Required work | Pictures stay out of your copy, but everything else in the records below must be repeated exactly.

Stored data
-- begin --

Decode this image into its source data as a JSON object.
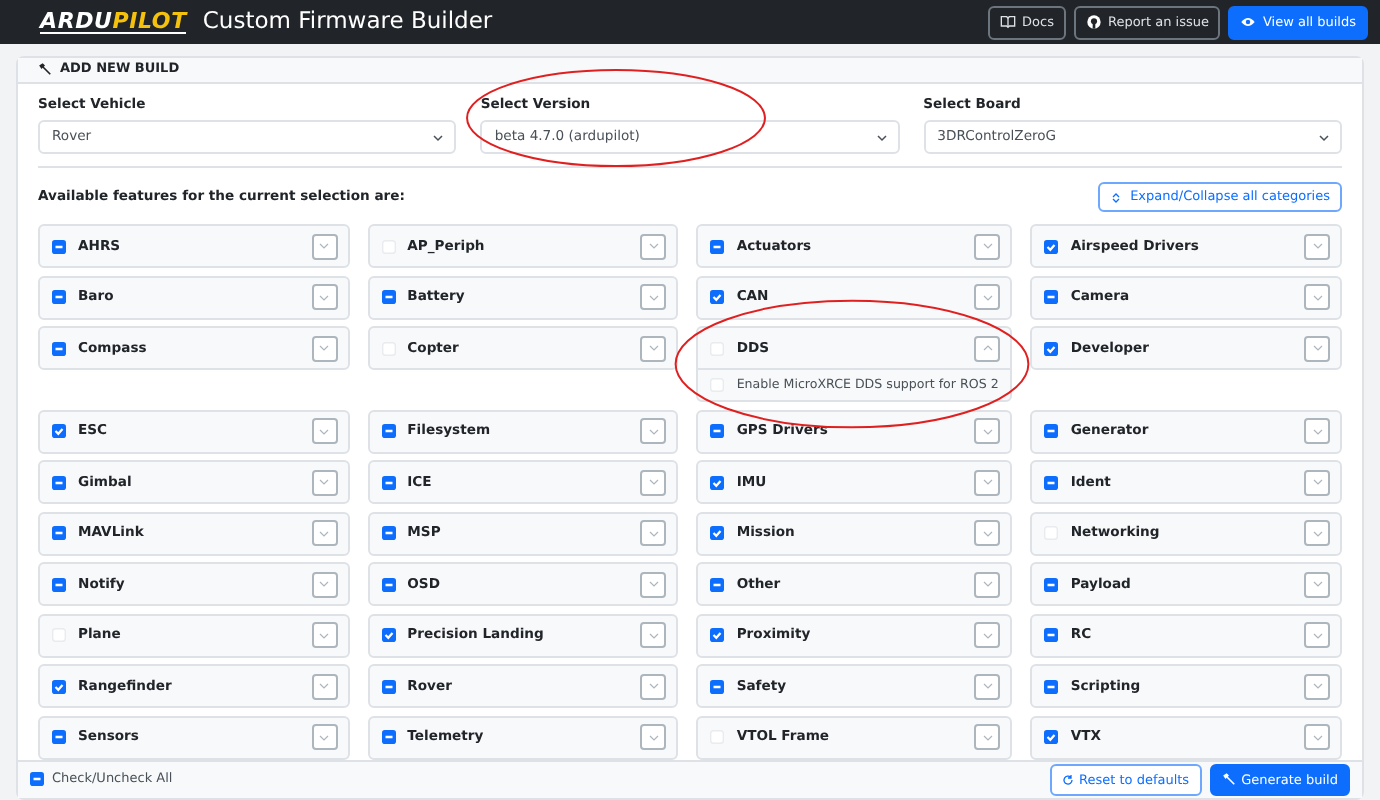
{
  "navbar": {
    "logo_parts": [
      {
        "text": "ARDU",
        "color": "#ffffff"
      },
      {
        "text": "PILOT",
        "color": "#f4c20d"
      }
    ],
    "title": "Custom Firmware Builder",
    "buttons": [
      {
        "label": "Docs",
        "kind": "docs"
      },
      {
        "label": "Report an issue",
        "kind": "issue"
      },
      {
        "label": "View all builds",
        "kind": "builds"
      }
    ]
  },
  "build_card": {
    "header": "ADD NEW BUILD",
    "selects": [
      {
        "label": "Select Vehicle",
        "value": "Rover",
        "circled": false
      },
      {
        "label": "Select Version",
        "value": "beta 4.7.0 (ardupilot)",
        "circled": true
      },
      {
        "label": "Select Board",
        "value": "3DRControlZeroG",
        "circled": false
      }
    ],
    "features_label": "Available features for the current selection are:",
    "expand_all_button": "Expand/Collapse all categories",
    "categories": [
      {
        "name": "AHRS",
        "checked": false,
        "partial": true,
        "expanded": false
      },
      {
        "name": "AP_Periph",
        "checked": false,
        "partial": false,
        "expanded": false
      },
      {
        "name": "Actuators",
        "checked": false,
        "partial": true,
        "expanded": false
      },
      {
        "name": "Airspeed Drivers",
        "checked": true,
        "partial": false,
        "expanded": false
      },
      {
        "name": "Baro",
        "checked": false,
        "partial": true,
        "expanded": false
      },
      {
        "name": "Battery",
        "checked": false,
        "partial": true,
        "expanded": false
      },
      {
        "name": "CAN",
        "checked": true,
        "partial": false,
        "expanded": false
      },
      {
        "name": "Camera",
        "checked": false,
        "partial": true,
        "expanded": false
      },
      {
        "name": "Compass",
        "checked": false,
        "partial": true,
        "expanded": false
      },
      {
        "name": "Copter",
        "checked": false,
        "partial": false,
        "expanded": false
      },
      {
        "name": "DDS",
        "checked": false,
        "partial": false,
        "expanded": true,
        "circled": true,
        "options": [
          {
            "label": "Enable MicroXRCE DDS support for ROS 2",
            "checked": false
          }
        ]
      },
      {
        "name": "Developer",
        "checked": true,
        "partial": false,
        "expanded": false
      },
      {
        "name": "ESC",
        "checked": true,
        "partial": false,
        "expanded": false
      },
      {
        "name": "Filesystem",
        "checked": false,
        "partial": true,
        "expanded": false
      },
      {
        "name": "GPS Drivers",
        "checked": false,
        "partial": true,
        "expanded": false
      },
      {
        "name": "Generator",
        "checked": false,
        "partial": true,
        "expanded": false
      },
      {
        "name": "Gimbal",
        "checked": false,
        "partial": true,
        "expanded": false
      },
      {
        "name": "ICE",
        "checked": false,
        "partial": true,
        "expanded": false
      },
      {
        "name": "IMU",
        "checked": true,
        "partial": false,
        "expanded": false
      },
      {
        "name": "Ident",
        "checked": false,
        "partial": true,
        "expanded": false
      },
      {
        "name": "MAVLink",
        "checked": false,
        "partial": true,
        "expanded": false
      },
      {
        "name": "MSP",
        "checked": false,
        "partial": true,
        "expanded": false
      },
      {
        "name": "Mission",
        "checked": true,
        "partial": false,
        "expanded": false
      },
      {
        "name": "Networking",
        "checked": false,
        "partial": false,
        "expanded": false
      },
      {
        "name": "Notify",
        "checked": false,
        "partial": true,
        "expanded": false
      },
      {
        "name": "OSD",
        "checked": false,
        "partial": true,
        "expanded": false
      },
      {
        "name": "Other",
        "checked": false,
        "partial": true,
        "expanded": false
      },
      {
        "name": "Payload",
        "checked": false,
        "partial": true,
        "expanded": false
      },
      {
        "name": "Plane",
        "checked": false,
        "partial": false,
        "expanded": false
      },
      {
        "name": "Precision Landing",
        "checked": true,
        "partial": false,
        "expanded": false
      },
      {
        "name": "Proximity",
        "checked": true,
        "partial": false,
        "expanded": false
      },
      {
        "name": "RC",
        "checked": false,
        "partial": true,
        "expanded": false
      },
      {
        "name": "Rangefinder",
        "checked": true,
        "partial": false,
        "expanded": false
      },
      {
        "name": "Rover",
        "checked": false,
        "partial": true,
        "expanded": false
      },
      {
        "name": "Safety",
        "checked": false,
        "partial": true,
        "expanded": false
      },
      {
        "name": "Scripting",
        "checked": false,
        "partial": true,
        "expanded": false
      },
      {
        "name": "Sensors",
        "checked": false,
        "partial": true,
        "expanded": false
      },
      {
        "name": "Telemetry",
        "checked": false,
        "partial": true,
        "expanded": false
      },
      {
        "name": "VTOL Frame",
        "checked": false,
        "partial": false,
        "expanded": false
      },
      {
        "name": "VTX",
        "checked": true,
        "partial": false,
        "expanded": false
      }
    ],
    "footer": {
      "check_all": {
        "label": "Check/Uncheck All",
        "checked": false,
        "partial": true
      },
      "reset_button": "Reset to defaults",
      "generate_button": "Generate build"
    }
  }
}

-- end --

Output for this task |
Decode this image into its source data as a JSON object.
{
  "navbar": {
    "logo_parts": [
      {
        "text": "ARDU",
        "color": "#ffffff"
      },
      {
        "text": "PILOT",
        "color": "#f4c20d"
      }
    ],
    "title": "Custom Firmware Builder",
    "buttons": [
      {
        "label": "Docs",
        "kind": "docs"
      },
      {
        "label": "Report an issue",
        "kind": "issue"
      },
      {
        "label": "View all builds",
        "kind": "builds"
      }
    ]
  },
  "build_card": {
    "header": "ADD NEW BUILD",
    "selects": [
      {
        "label": "Select Vehicle",
        "value": "Rover",
        "circled": false
      },
      {
        "label": "Select Version",
        "value": "beta 4.7.0 (ardupilot)",
        "circled": true
      },
      {
        "label": "Select Board",
        "value": "3DRControlZeroG",
        "circled": false
      }
    ],
    "features_label": "Available features for the current selection are:",
    "expand_all_button": "Expand/Collapse all categories",
    "categories": [
      {
        "name": "AHRS",
        "checked": false,
        "partial": true,
        "expanded": false
      },
      {
        "name": "AP_Periph",
        "checked": false,
        "partial": false,
        "expanded": false
      },
      {
        "name": "Actuators",
        "checked": false,
        "partial": true,
        "expanded": false
      },
      {
        "name": "Airspeed Drivers",
        "checked": true,
        "partial": false,
        "expanded": false
      },
      {
        "name": "Baro",
        "checked": false,
        "partial": true,
        "expanded": false
      },
      {
        "name": "Battery",
        "checked": false,
        "partial": true,
        "expanded": false
      },
      {
        "name": "CAN",
        "checked": true,
        "partial": false,
        "expanded": false
      },
      {
        "name": "Camera",
        "checked": false,
        "partial": true,
        "expanded": false
      },
      {
        "name": "Compass",
        "checked": false,
        "partial": true,
        "expanded": false
      },
      {
        "name": "Copter",
        "checked": false,
        "partial": false,
        "expanded": false
      },
      {
        "name": "DDS",
        "checked": false,
        "partial": false,
        "expanded": true,
        "circled": true,
        "options": [
          {
            "label": "Enable MicroXRCE DDS support for ROS 2",
            "checked": false
          }
        ]
      },
      {
        "name": "Developer",
        "checked": true,
        "partial": false,
        "expanded": false
      },
      {
        "name": "ESC",
        "checked": true,
        "partial": false,
        "expanded": false
      },
      {
        "name": "Filesystem",
        "checked": false,
        "partial": true,
        "expanded": false
      },
      {
        "name": "GPS Drivers",
        "checked": false,
        "partial": true,
        "expanded": false
      },
      {
        "name": "Generator",
        "checked": false,
        "partial": true,
        "expanded": false
      },
      {
        "name": "Gimbal",
        "checked": false,
        "partial": true,
        "expanded": false
      },
      {
        "name": "ICE",
        "checked": false,
        "partial": true,
        "expanded": false
      },
      {
        "name": "IMU",
        "checked": true,
        "partial": false,
        "expanded": false
      },
      {
        "name": "Ident",
        "checked": false,
        "partial": true,
        "expanded": false
      },
      {
        "name": "MAVLink",
        "checked": false,
        "partial": true,
        "expanded": false
      },
      {
        "name": "MSP",
        "checked": false,
        "partial": true,
        "expanded": false
      },
      {
        "name": "Mission",
        "checked": true,
        "partial": false,
        "expanded": false
      },
      {
        "name": "Networking",
        "checked": false,
        "partial": false,
        "expanded": false
      },
      {
        "name": "Notify",
        "checked": false,
        "partial": true,
        "expanded": false
      },
      {
        "name": "OSD",
        "checked": false,
        "partial": true,
        "expanded": false
      },
      {
        "name": "Other",
        "checked": false,
        "partial": true,
        "expanded": false
      },
      {
        "name": "Payload",
        "checked": false,
        "partial": true,
        "expanded": false
      },
      {
        "name": "Plane",
        "checked": false,
        "partial": false,
        "expanded": false
      },
      {
        "name": "Precision Landing",
        "checked": true,
        "partial": false,
        "expanded": false
      },
      {
        "name": "Proximity",
        "checked": true,
        "partial": false,
        "expanded": false
      },
      {
        "name": "RC",
        "checked": false,
        "partial": true,
        "expanded": false
      },
      {
        "name": "Rangefinder",
        "checked": true,
        "partial": false,
        "expanded": false
      },
      {
        "name": "Rover",
        "checked": false,
        "partial": true,
        "expanded": false
      },
      {
        "name": "Safety",
        "checked": false,
        "partial": true,
        "expanded": false
      },
      {
        "name": "Scripting",
        "checked": false,
        "partial": true,
        "expanded": false
      },
      {
        "name": "Sensors",
        "checked": false,
        "partial": true,
        "expanded": false
      },
      {
        "name": "Telemetry",
        "checked": false,
        "partial": true,
        "expanded": false
      },
      {
        "name": "VTOL Frame",
        "checked": false,
        "partial": false,
        "expanded": false
      },
      {
        "name": "VTX",
        "checked": true,
        "partial": false,
        "expanded": false
      }
    ],
    "footer": {
      "check_all": {
        "label": "Check/Uncheck All",
        "checked": false,
        "partial": true
      },
      "reset_button": "Reset to defaults",
      "generate_button": "Generate build"
    }
  }
}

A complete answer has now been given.